═════ DATASET EXTRACT
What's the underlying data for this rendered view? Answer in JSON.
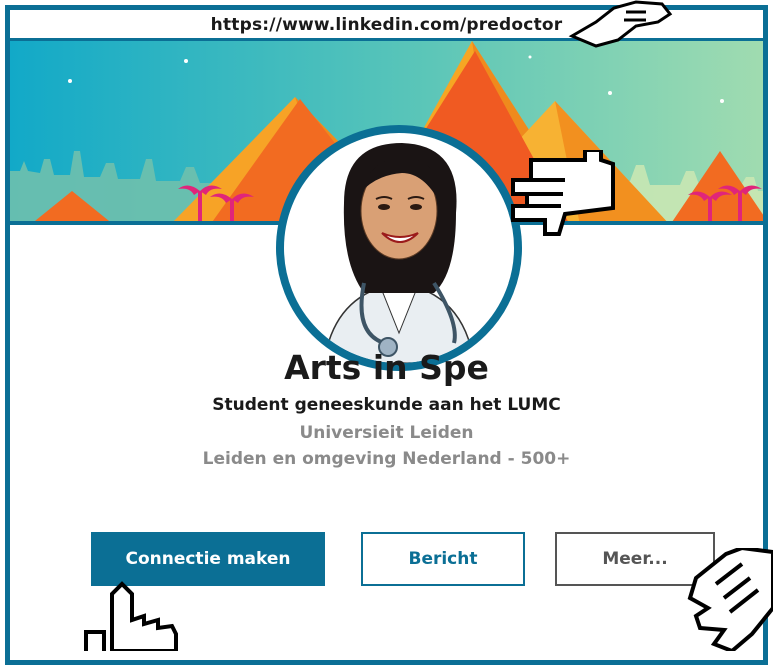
{
  "url": "https://www.linkedin.com/predoctor",
  "profile": {
    "name": "Arts in Spe",
    "headline": "Student geneeskunde aan het LUMC",
    "school": "Universieit Leiden",
    "location": "Leiden en omgeving Nederland - 500+"
  },
  "actions": {
    "connect_label": "Connectie maken",
    "message_label": "Bericht",
    "more_label": "Meer..."
  },
  "colors": {
    "accent": "#0b6f95",
    "banner_sky": "#2fb8c9",
    "pyramid": "#f26b21"
  },
  "icons": [
    "hand-pointer-icon",
    "avatar-doctor-illustration"
  ]
}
══════════
### TASK GOAL
Return each line of the data that contains the string "Leiden".

### WRITTEN RESPONSE
    "school": "Universieit Leiden",
    "location": "Leiden en omgeving Nederland - 500+"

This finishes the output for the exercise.